▸ Set task
Below are some records; give them all again exactly, but not the pictures.
━━━━━━━━━━
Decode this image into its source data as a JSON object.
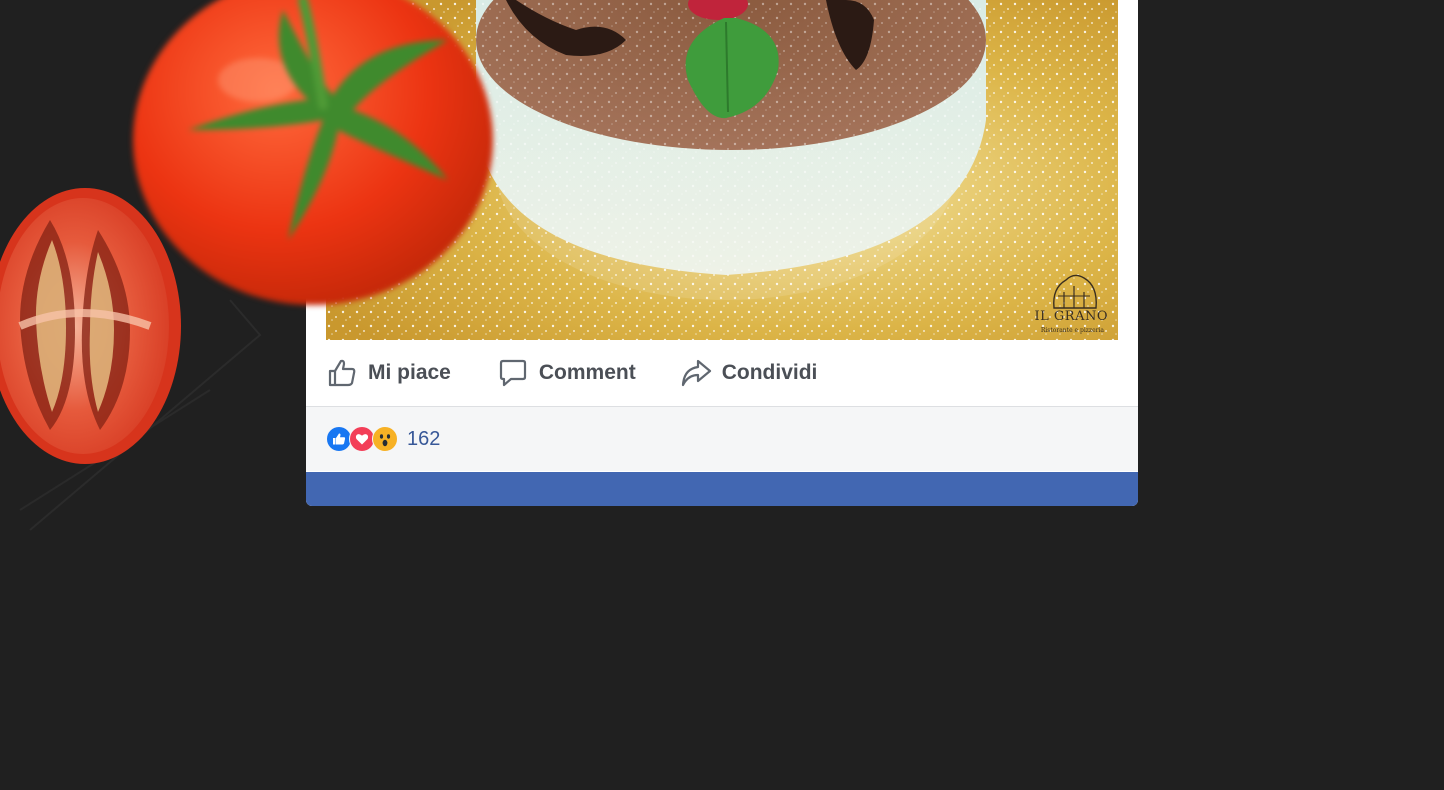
{
  "post": {
    "photo": {
      "logo_name": "IL GRANO",
      "logo_tagline": "Ristorante e pizzeria"
    },
    "actions": [
      {
        "label": "Mi piace",
        "icon": "thumbs-up-icon"
      },
      {
        "label": "Comment",
        "icon": "comment-icon"
      },
      {
        "label": "Condividi",
        "icon": "share-arrow-icon"
      }
    ],
    "reactions": {
      "icons": [
        "like-reaction-icon",
        "love-reaction-icon",
        "wow-reaction-icon"
      ],
      "count": "162"
    }
  },
  "colors": {
    "background": "#202020",
    "facebook_blue": "#4267b2",
    "count_blue": "#385898",
    "action_gray": "#606770",
    "like_blue": "#1877f2",
    "love_red": "#f33e58",
    "wow_yellow": "#f7b125"
  }
}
━━━━━━━━━━
▸ Right answer
Decode this image into its source data as a JSON object.
{
  "post": {
    "photo": {
      "logo_name": "IL GRANO",
      "logo_tagline": "Ristorante e pizzeria"
    },
    "actions": [
      {
        "label": "Mi piace",
        "icon": "thumbs-up-icon"
      },
      {
        "label": "Comment",
        "icon": "comment-icon"
      },
      {
        "label": "Condividi",
        "icon": "share-arrow-icon"
      }
    ],
    "reactions": {
      "icons": [
        "like-reaction-icon",
        "love-reaction-icon",
        "wow-reaction-icon"
      ],
      "count": "162"
    }
  },
  "colors": {
    "background": "#202020",
    "facebook_blue": "#4267b2",
    "count_blue": "#385898",
    "action_gray": "#606770",
    "like_blue": "#1877f2",
    "love_red": "#f33e58",
    "wow_yellow": "#f7b125"
  }
}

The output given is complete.